Extracted entries:
○ ○ ○ ○ ○ ○ ○
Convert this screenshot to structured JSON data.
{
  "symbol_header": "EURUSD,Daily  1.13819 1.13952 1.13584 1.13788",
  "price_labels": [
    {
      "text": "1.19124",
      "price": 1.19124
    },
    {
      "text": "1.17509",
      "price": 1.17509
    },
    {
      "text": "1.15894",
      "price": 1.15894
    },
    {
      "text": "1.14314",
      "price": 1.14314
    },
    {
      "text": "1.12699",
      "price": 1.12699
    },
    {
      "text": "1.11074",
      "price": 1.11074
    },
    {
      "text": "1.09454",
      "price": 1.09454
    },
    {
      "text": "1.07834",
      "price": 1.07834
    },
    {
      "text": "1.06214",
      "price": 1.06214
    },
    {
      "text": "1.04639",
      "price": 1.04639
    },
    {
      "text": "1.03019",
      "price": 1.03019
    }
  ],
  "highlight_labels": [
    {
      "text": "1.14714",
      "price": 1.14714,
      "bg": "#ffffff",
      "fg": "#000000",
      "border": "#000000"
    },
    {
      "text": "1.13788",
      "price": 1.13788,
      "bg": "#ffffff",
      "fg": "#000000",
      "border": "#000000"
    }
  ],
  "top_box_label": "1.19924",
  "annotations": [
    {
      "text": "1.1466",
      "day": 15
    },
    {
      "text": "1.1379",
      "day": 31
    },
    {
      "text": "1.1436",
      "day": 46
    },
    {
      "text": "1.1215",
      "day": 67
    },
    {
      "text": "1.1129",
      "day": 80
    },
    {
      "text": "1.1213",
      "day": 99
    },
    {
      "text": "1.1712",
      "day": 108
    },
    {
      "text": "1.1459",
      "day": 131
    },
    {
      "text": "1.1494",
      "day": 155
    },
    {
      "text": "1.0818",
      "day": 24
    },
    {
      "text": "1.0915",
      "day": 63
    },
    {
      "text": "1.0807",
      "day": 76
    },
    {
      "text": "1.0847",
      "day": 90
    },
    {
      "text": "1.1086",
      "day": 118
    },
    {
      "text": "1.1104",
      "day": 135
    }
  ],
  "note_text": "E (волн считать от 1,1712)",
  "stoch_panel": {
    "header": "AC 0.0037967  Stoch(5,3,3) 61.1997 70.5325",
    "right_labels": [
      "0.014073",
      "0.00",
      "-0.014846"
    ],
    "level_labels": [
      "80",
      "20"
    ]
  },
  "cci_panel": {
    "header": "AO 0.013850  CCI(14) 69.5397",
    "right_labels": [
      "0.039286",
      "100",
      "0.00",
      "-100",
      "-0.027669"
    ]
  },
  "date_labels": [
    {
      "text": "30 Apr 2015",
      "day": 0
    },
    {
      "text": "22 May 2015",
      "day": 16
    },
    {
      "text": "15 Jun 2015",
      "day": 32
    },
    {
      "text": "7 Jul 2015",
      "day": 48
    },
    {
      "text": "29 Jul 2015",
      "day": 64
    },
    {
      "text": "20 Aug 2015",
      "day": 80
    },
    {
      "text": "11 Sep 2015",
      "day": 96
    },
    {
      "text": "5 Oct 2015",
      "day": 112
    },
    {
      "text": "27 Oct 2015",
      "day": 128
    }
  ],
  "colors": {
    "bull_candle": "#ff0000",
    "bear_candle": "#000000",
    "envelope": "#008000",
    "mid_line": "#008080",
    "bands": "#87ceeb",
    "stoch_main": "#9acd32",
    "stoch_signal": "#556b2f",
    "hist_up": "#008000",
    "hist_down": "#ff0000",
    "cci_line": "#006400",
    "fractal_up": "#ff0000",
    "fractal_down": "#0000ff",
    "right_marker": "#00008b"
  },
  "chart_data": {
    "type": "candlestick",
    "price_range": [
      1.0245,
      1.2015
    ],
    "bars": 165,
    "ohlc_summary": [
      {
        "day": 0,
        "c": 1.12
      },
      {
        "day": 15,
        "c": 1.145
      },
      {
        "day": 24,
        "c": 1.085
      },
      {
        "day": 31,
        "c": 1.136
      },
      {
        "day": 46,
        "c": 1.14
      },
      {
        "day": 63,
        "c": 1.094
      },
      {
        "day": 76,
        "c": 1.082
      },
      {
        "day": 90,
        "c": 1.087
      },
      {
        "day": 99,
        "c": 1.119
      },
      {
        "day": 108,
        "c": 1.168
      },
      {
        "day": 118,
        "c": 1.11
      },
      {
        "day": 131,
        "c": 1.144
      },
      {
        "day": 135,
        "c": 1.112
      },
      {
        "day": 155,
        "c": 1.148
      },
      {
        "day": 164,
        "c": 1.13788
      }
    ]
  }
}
○ ○ ○ ○ ○ ○ ○
Set exercise:
Print all of the entries exactly as they appear.

Worked answer:
Convert this screenshot to structured JSON data.
{
  "symbol_header": "EURUSD,Daily  1.13819 1.13952 1.13584 1.13788",
  "price_labels": [
    {
      "text": "1.19124",
      "price": 1.19124
    },
    {
      "text": "1.17509",
      "price": 1.17509
    },
    {
      "text": "1.15894",
      "price": 1.15894
    },
    {
      "text": "1.14314",
      "price": 1.14314
    },
    {
      "text": "1.12699",
      "price": 1.12699
    },
    {
      "text": "1.11074",
      "price": 1.11074
    },
    {
      "text": "1.09454",
      "price": 1.09454
    },
    {
      "text": "1.07834",
      "price": 1.07834
    },
    {
      "text": "1.06214",
      "price": 1.06214
    },
    {
      "text": "1.04639",
      "price": 1.04639
    },
    {
      "text": "1.03019",
      "price": 1.03019
    }
  ],
  "highlight_labels": [
    {
      "text": "1.14714",
      "price": 1.14714,
      "bg": "#ffffff",
      "fg": "#000000",
      "border": "#000000"
    },
    {
      "text": "1.13788",
      "price": 1.13788,
      "bg": "#ffffff",
      "fg": "#000000",
      "border": "#000000"
    }
  ],
  "top_box_label": "1.19924",
  "annotations": [
    {
      "text": "1.1466",
      "day": 15
    },
    {
      "text": "1.1379",
      "day": 31
    },
    {
      "text": "1.1436",
      "day": 46
    },
    {
      "text": "1.1215",
      "day": 67
    },
    {
      "text": "1.1129",
      "day": 80
    },
    {
      "text": "1.1213",
      "day": 99
    },
    {
      "text": "1.1712",
      "day": 108
    },
    {
      "text": "1.1459",
      "day": 131
    },
    {
      "text": "1.1494",
      "day": 155
    },
    {
      "text": "1.0818",
      "day": 24
    },
    {
      "text": "1.0915",
      "day": 63
    },
    {
      "text": "1.0807",
      "day": 76
    },
    {
      "text": "1.0847",
      "day": 90
    },
    {
      "text": "1.1086",
      "day": 118
    },
    {
      "text": "1.1104",
      "day": 135
    }
  ],
  "note_text": "E (волн считать от 1,1712)",
  "stoch_panel": {
    "header": "AC 0.0037967  Stoch(5,3,3) 61.1997 70.5325",
    "right_labels": [
      "0.014073",
      "0.00",
      "-0.014846"
    ],
    "level_labels": [
      "80",
      "20"
    ]
  },
  "cci_panel": {
    "header": "AO 0.013850  CCI(14) 69.5397",
    "right_labels": [
      "0.039286",
      "100",
      "0.00",
      "-100",
      "-0.027669"
    ]
  },
  "date_labels": [
    {
      "text": "30 Apr 2015",
      "day": 0
    },
    {
      "text": "22 May 2015",
      "day": 16
    },
    {
      "text": "15 Jun 2015",
      "day": 32
    },
    {
      "text": "7 Jul 2015",
      "day": 48
    },
    {
      "text": "29 Jul 2015",
      "day": 64
    },
    {
      "text": "20 Aug 2015",
      "day": 80
    },
    {
      "text": "11 Sep 2015",
      "day": 96
    },
    {
      "text": "5 Oct 2015",
      "day": 112
    },
    {
      "text": "27 Oct 2015",
      "day": 128
    }
  ],
  "colors": {
    "bull_candle": "#ff0000",
    "bear_candle": "#000000",
    "envelope": "#008000",
    "mid_line": "#008080",
    "bands": "#87ceeb",
    "stoch_main": "#9acd32",
    "stoch_signal": "#556b2f",
    "hist_up": "#008000",
    "hist_down": "#ff0000",
    "cci_line": "#006400",
    "fractal_up": "#ff0000",
    "fractal_down": "#0000ff",
    "right_marker": "#00008b"
  },
  "chart_data": {
    "type": "candlestick",
    "price_range": [
      1.0245,
      1.2015
    ],
    "bars": 165,
    "ohlc_summary": [
      {
        "day": 0,
        "c": 1.12
      },
      {
        "day": 15,
        "c": 1.145
      },
      {
        "day": 24,
        "c": 1.085
      },
      {
        "day": 31,
        "c": 1.136
      },
      {
        "day": 46,
        "c": 1.14
      },
      {
        "day": 63,
        "c": 1.094
      },
      {
        "day": 76,
        "c": 1.082
      },
      {
        "day": 90,
        "c": 1.087
      },
      {
        "day": 99,
        "c": 1.119
      },
      {
        "day": 108,
        "c": 1.168
      },
      {
        "day": 118,
        "c": 1.11
      },
      {
        "day": 131,
        "c": 1.144
      },
      {
        "day": 135,
        "c": 1.112
      },
      {
        "day": 155,
        "c": 1.148
      },
      {
        "day": 164,
        "c": 1.13788
      }
    ]
  }
}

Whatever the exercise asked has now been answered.